Among the lines of these entries, how many hold the word "kumari"? State only the number.

************

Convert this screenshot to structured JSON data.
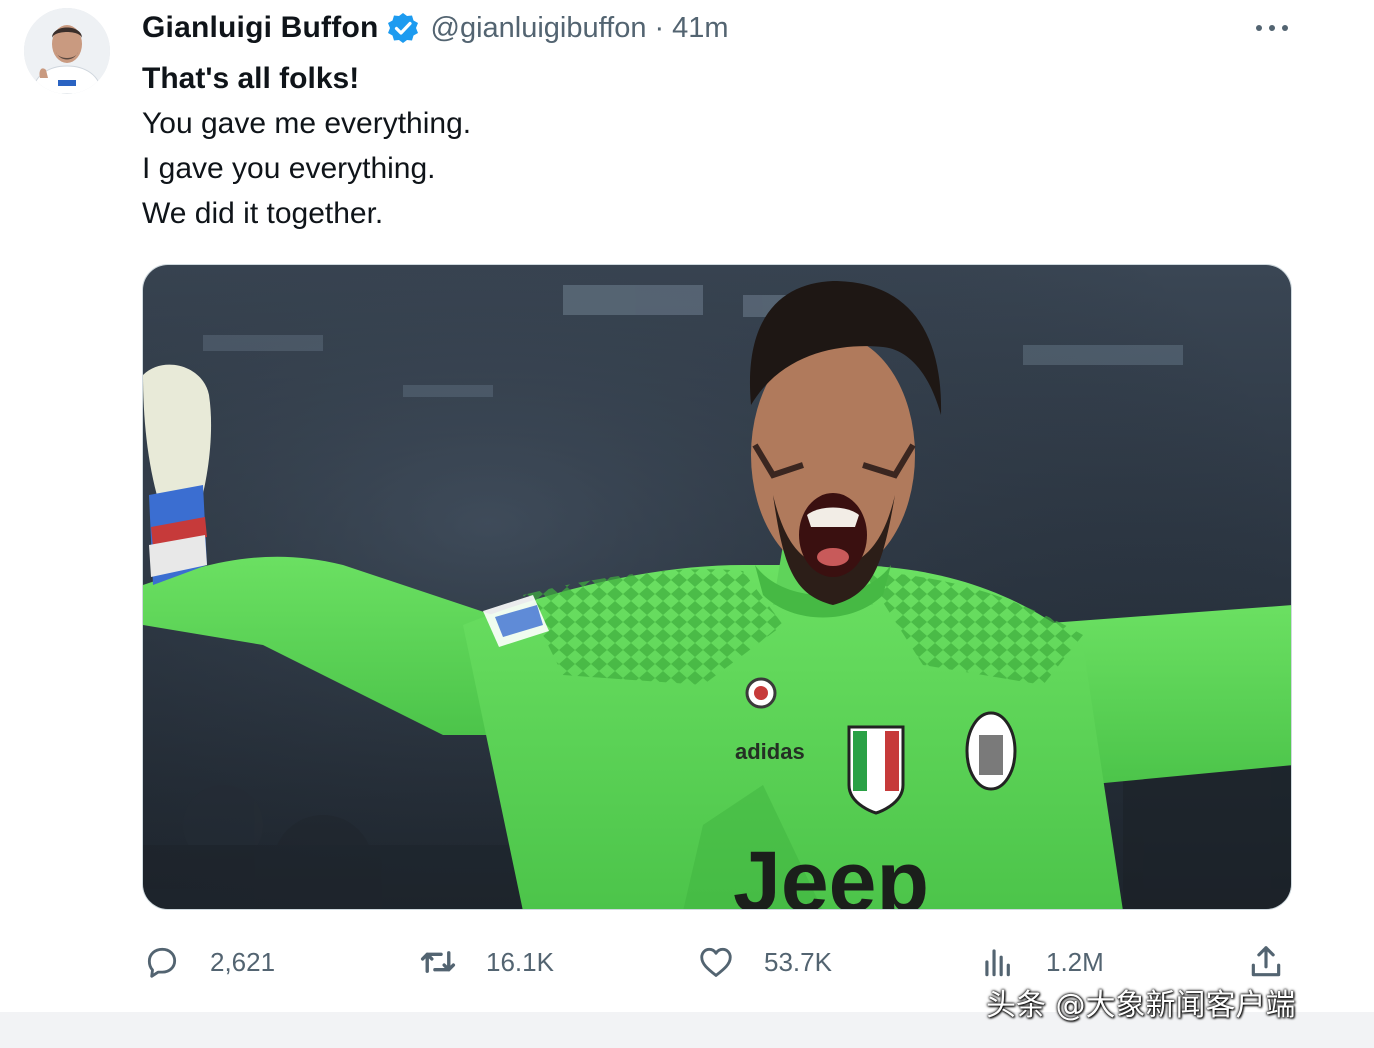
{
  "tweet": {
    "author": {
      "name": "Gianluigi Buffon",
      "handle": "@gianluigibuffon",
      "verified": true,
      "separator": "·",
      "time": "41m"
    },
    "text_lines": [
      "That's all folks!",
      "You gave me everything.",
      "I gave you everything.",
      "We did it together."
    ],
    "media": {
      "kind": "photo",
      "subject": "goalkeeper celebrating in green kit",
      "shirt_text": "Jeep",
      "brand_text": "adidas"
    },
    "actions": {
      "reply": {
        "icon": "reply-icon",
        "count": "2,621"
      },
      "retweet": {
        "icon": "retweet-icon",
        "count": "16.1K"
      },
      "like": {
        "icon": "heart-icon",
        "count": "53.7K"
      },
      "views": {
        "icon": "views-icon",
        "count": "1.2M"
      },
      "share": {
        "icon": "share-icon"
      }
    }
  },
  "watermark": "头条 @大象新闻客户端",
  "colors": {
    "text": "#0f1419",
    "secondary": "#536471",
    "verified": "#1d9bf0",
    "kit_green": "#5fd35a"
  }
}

************

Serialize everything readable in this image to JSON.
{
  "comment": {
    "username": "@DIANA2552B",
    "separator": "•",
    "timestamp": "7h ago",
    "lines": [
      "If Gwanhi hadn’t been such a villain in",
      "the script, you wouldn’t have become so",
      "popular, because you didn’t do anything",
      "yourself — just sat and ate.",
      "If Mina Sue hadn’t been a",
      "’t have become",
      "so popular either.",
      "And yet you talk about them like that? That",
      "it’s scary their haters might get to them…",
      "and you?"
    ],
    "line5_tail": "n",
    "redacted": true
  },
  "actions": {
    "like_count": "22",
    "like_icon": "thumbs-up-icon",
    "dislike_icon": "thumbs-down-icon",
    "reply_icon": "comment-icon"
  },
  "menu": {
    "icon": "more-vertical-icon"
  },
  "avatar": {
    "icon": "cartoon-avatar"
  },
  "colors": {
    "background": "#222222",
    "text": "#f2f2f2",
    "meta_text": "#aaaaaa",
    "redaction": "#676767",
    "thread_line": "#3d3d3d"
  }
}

************

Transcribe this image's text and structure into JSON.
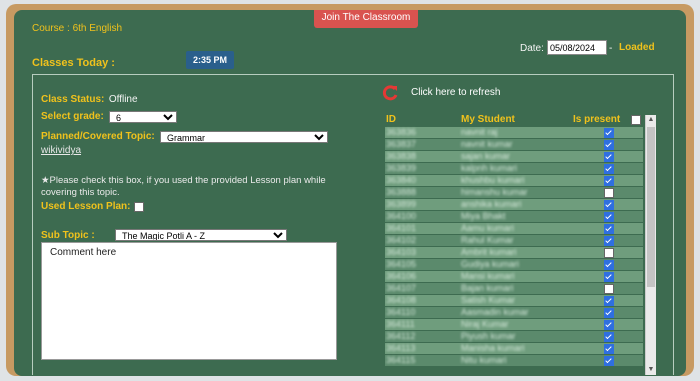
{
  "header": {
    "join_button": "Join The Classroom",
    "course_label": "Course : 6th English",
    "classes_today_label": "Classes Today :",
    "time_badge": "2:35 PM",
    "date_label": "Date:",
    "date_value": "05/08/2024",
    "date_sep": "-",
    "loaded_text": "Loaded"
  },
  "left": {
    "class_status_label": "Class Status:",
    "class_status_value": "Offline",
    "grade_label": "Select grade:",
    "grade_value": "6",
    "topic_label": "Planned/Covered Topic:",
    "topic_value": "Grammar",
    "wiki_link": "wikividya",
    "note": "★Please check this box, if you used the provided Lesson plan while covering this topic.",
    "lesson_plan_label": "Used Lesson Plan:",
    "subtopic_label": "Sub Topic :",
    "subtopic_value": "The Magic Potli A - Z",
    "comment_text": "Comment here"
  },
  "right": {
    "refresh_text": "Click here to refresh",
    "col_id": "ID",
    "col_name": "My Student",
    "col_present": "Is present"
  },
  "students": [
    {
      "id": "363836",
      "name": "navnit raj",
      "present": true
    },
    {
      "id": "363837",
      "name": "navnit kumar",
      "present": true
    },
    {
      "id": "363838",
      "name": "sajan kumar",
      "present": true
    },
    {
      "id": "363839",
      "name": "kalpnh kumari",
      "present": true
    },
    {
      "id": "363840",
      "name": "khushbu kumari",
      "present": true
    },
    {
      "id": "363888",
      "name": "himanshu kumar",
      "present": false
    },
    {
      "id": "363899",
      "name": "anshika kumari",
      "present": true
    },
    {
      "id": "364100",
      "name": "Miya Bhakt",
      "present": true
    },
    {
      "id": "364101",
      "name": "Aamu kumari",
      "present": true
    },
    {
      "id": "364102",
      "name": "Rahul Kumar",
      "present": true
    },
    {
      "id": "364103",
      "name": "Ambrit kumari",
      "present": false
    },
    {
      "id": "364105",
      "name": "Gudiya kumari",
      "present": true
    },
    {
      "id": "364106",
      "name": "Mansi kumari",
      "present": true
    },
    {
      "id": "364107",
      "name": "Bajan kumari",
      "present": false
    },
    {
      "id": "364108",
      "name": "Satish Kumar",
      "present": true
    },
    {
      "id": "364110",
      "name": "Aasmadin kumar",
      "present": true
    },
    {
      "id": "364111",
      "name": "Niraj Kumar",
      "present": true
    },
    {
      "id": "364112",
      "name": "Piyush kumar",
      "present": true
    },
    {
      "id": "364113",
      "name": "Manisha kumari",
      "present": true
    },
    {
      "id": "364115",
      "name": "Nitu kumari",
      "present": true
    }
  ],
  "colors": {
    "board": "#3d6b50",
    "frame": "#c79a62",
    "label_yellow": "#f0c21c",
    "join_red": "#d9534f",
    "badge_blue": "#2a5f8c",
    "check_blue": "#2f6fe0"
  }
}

************

◆ Completed task: 10